▸ Task statement
Scan the data below for the string "zjets". Show every line where it turns up.

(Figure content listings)
• • • • • • •

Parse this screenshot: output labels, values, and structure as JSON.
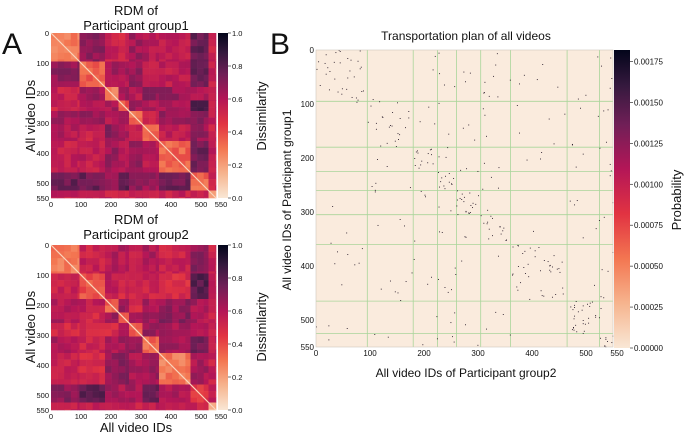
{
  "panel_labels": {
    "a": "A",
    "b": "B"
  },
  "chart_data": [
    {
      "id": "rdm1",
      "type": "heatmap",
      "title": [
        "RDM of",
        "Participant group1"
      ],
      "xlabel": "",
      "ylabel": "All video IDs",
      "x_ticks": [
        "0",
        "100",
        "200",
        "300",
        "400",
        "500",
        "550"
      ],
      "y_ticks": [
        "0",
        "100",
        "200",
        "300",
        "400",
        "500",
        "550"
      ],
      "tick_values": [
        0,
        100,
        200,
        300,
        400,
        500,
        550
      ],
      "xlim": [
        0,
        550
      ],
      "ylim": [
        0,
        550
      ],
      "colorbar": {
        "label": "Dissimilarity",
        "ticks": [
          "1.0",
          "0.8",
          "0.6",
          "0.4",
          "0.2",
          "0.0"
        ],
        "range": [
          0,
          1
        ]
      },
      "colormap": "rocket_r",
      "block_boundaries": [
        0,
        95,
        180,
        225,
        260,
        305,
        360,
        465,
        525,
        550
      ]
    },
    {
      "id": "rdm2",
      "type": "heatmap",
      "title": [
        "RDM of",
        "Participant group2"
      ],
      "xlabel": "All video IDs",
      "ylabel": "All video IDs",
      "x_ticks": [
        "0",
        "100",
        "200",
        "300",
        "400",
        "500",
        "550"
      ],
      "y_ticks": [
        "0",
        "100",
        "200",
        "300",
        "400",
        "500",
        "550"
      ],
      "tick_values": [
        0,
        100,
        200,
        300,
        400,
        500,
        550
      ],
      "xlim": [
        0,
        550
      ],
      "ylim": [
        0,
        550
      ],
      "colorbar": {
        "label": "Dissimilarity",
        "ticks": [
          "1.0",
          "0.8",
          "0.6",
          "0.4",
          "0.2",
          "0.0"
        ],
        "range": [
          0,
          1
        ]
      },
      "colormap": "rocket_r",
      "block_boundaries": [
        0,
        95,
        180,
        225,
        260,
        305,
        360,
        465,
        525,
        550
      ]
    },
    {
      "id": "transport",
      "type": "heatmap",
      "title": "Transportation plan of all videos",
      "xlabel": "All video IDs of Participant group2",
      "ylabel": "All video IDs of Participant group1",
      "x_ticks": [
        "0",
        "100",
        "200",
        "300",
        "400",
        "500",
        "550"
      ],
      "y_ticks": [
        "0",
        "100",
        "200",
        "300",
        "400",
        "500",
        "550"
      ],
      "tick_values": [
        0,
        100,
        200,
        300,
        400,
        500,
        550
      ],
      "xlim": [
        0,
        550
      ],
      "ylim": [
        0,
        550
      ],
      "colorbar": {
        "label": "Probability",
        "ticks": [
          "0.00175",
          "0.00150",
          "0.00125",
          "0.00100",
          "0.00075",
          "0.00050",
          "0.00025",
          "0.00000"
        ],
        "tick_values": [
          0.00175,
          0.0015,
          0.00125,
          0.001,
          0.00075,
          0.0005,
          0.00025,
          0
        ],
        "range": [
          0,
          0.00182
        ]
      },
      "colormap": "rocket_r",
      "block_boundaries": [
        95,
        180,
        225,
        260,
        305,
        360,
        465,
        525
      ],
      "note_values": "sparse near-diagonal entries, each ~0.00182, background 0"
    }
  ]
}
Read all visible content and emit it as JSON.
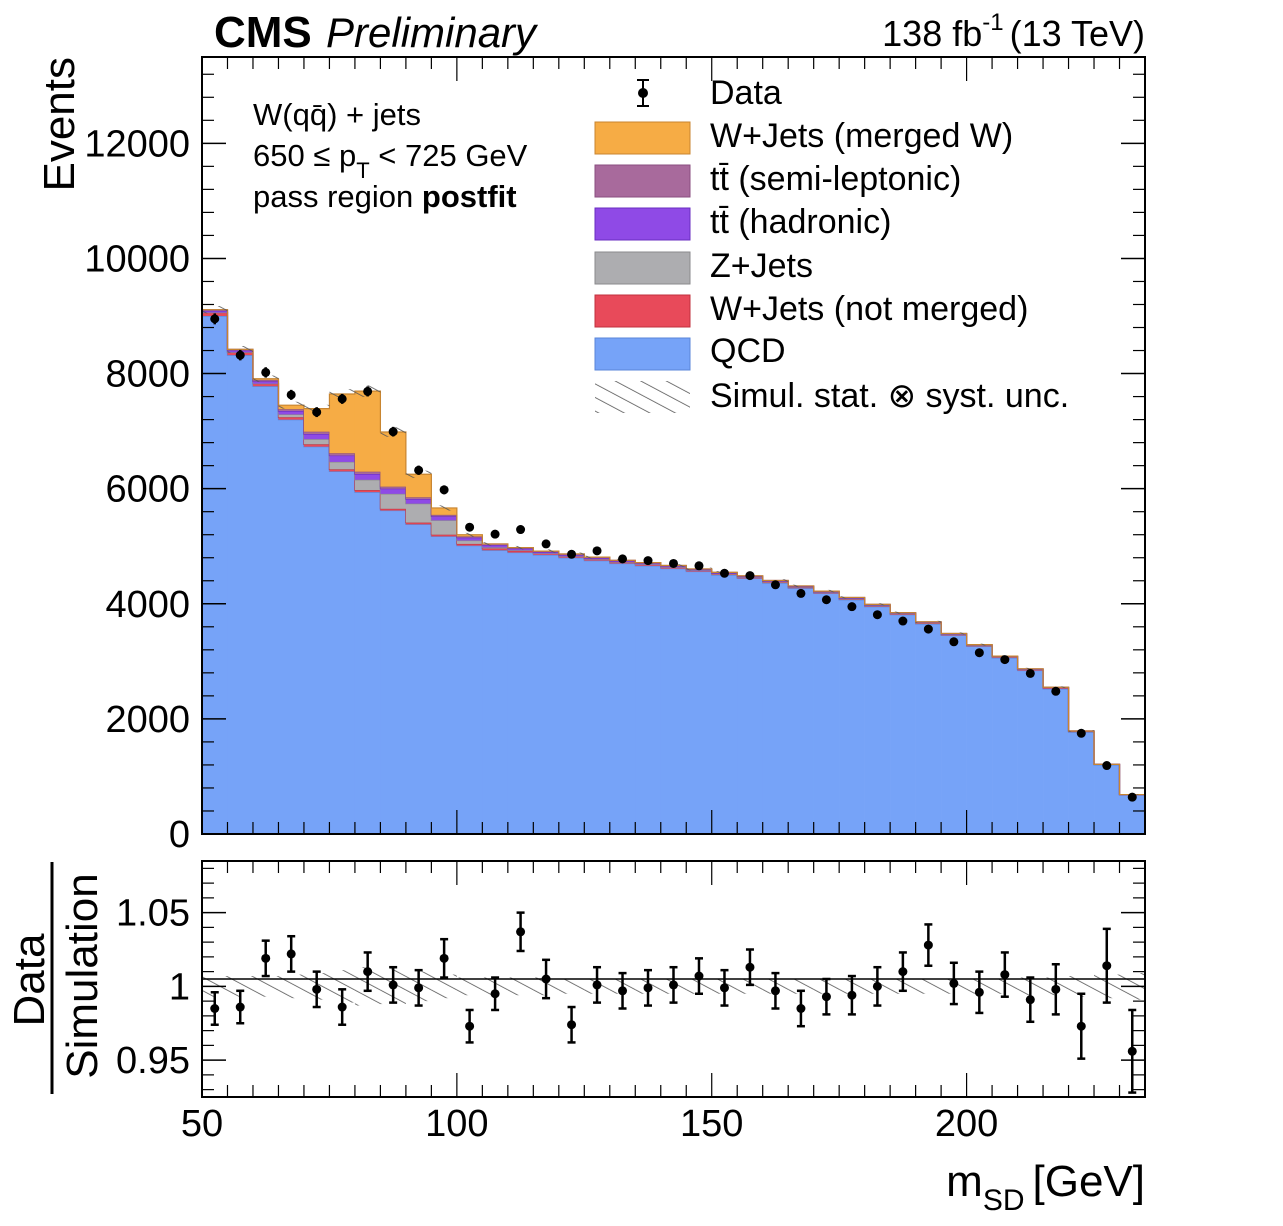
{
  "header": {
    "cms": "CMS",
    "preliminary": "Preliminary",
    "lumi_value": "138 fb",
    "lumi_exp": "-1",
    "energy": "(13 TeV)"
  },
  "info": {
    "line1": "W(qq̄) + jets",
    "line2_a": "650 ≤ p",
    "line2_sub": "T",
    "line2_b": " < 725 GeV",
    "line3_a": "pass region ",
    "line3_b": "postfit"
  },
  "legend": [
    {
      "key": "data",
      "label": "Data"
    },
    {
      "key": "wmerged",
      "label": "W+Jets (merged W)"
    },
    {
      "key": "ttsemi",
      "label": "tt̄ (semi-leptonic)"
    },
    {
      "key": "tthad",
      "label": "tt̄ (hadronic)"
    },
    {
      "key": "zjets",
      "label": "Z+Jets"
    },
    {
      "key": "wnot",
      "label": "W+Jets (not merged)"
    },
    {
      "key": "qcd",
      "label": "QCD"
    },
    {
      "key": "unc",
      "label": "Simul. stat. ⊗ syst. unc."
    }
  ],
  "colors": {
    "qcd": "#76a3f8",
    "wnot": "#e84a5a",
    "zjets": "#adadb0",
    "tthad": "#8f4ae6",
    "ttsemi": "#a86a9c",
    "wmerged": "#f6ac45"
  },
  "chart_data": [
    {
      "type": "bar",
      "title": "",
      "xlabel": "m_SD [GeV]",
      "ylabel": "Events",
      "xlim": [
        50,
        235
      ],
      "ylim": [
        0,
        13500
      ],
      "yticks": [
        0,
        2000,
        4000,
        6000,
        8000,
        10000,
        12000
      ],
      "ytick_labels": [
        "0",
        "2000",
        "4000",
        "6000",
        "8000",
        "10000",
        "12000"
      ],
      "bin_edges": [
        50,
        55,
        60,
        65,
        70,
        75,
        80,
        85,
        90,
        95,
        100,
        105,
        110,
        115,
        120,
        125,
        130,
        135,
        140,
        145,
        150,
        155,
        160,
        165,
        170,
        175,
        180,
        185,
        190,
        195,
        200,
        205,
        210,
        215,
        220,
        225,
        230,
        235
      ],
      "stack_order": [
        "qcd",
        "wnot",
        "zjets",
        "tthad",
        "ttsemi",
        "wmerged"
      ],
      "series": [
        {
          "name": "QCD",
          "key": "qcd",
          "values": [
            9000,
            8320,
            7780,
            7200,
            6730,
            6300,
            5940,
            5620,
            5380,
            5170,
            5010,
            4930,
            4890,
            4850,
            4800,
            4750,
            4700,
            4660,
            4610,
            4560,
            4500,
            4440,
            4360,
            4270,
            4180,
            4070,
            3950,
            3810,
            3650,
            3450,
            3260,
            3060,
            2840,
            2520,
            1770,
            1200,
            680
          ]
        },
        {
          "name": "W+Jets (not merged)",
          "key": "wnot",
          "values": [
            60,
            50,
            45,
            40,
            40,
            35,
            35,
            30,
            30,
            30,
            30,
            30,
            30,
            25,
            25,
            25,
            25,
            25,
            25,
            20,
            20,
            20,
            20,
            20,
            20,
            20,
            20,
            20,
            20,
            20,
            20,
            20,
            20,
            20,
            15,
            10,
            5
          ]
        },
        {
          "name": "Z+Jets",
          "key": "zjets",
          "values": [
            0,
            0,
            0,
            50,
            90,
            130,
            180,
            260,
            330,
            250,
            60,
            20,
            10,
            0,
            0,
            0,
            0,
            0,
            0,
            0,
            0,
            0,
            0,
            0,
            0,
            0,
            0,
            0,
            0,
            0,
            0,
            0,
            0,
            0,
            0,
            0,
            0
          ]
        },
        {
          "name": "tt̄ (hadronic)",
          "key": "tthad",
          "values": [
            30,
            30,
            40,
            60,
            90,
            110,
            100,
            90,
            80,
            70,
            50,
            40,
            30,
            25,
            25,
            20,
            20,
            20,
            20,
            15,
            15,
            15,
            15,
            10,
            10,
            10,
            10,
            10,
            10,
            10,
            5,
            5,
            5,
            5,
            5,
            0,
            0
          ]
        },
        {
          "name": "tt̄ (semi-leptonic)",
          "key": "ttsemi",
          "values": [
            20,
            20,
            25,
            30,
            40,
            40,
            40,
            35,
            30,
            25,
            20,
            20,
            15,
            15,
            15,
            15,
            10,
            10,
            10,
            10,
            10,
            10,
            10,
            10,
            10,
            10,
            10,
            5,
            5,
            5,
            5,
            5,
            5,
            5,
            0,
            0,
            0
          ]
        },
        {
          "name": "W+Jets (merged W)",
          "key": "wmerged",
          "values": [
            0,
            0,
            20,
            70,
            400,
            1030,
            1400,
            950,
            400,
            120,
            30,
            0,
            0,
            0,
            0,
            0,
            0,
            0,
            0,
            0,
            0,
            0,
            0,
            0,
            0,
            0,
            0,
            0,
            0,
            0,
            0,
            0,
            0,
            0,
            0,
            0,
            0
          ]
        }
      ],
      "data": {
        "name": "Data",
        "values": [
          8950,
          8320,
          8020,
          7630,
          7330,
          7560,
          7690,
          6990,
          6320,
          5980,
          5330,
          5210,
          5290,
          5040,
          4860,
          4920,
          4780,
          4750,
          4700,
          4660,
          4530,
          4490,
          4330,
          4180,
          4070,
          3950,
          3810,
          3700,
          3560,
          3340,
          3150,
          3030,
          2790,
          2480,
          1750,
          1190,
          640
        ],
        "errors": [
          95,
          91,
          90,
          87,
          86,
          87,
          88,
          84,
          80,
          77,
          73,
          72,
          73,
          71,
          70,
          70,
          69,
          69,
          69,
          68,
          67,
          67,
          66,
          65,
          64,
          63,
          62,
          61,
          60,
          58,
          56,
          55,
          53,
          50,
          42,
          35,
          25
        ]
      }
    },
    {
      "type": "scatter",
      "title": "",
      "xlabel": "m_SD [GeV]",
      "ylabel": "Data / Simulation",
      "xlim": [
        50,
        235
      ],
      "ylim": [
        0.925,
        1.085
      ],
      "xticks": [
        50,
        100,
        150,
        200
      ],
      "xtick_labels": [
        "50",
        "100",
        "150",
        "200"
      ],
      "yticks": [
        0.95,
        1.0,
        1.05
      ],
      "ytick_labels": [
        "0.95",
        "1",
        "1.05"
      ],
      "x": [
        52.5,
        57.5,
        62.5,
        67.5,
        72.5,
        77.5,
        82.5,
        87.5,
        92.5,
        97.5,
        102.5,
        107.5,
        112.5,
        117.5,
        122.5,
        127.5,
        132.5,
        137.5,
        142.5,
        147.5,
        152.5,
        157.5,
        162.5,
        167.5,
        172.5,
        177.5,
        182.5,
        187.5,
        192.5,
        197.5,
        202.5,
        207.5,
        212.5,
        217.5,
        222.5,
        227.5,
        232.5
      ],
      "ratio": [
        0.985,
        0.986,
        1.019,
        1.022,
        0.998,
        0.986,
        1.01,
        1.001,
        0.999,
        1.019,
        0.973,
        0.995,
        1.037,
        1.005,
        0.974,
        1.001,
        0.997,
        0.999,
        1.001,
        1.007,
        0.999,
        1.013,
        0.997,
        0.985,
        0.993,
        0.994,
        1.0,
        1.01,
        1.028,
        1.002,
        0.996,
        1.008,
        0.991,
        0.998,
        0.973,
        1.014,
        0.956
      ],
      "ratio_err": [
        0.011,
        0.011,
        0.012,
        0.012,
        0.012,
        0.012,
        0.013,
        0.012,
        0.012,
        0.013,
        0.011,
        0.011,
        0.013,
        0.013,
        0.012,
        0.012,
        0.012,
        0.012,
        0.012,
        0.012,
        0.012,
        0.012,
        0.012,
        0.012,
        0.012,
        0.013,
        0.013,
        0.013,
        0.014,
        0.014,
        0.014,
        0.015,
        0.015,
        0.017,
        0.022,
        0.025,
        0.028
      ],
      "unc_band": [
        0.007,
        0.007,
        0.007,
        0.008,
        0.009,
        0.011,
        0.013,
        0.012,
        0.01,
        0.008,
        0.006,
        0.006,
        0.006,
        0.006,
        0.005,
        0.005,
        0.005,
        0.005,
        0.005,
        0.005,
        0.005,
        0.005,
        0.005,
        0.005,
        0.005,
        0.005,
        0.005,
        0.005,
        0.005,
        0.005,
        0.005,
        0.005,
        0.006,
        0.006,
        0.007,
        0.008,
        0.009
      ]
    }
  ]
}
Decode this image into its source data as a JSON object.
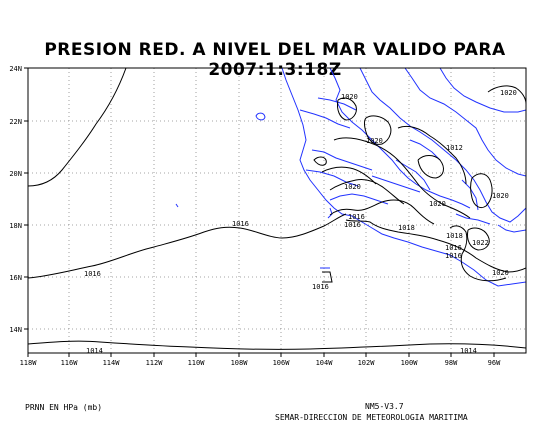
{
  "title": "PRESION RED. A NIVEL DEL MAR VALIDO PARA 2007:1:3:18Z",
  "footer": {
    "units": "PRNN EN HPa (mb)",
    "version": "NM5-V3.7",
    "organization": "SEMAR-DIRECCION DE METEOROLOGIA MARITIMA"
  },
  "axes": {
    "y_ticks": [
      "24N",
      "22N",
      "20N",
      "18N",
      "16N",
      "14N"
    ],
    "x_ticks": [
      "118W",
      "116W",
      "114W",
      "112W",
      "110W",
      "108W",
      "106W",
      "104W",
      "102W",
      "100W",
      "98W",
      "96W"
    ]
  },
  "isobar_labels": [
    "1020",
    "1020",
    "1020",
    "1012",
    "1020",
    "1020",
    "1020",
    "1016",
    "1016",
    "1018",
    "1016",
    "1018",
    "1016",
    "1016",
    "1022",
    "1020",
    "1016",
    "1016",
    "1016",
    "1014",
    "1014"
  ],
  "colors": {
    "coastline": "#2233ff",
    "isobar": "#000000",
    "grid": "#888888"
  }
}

• • • • • • •

▸ The solution
      "key": "zjets",
    "zjets": "#adadb0",
        "zjets",
          "key": "zjets",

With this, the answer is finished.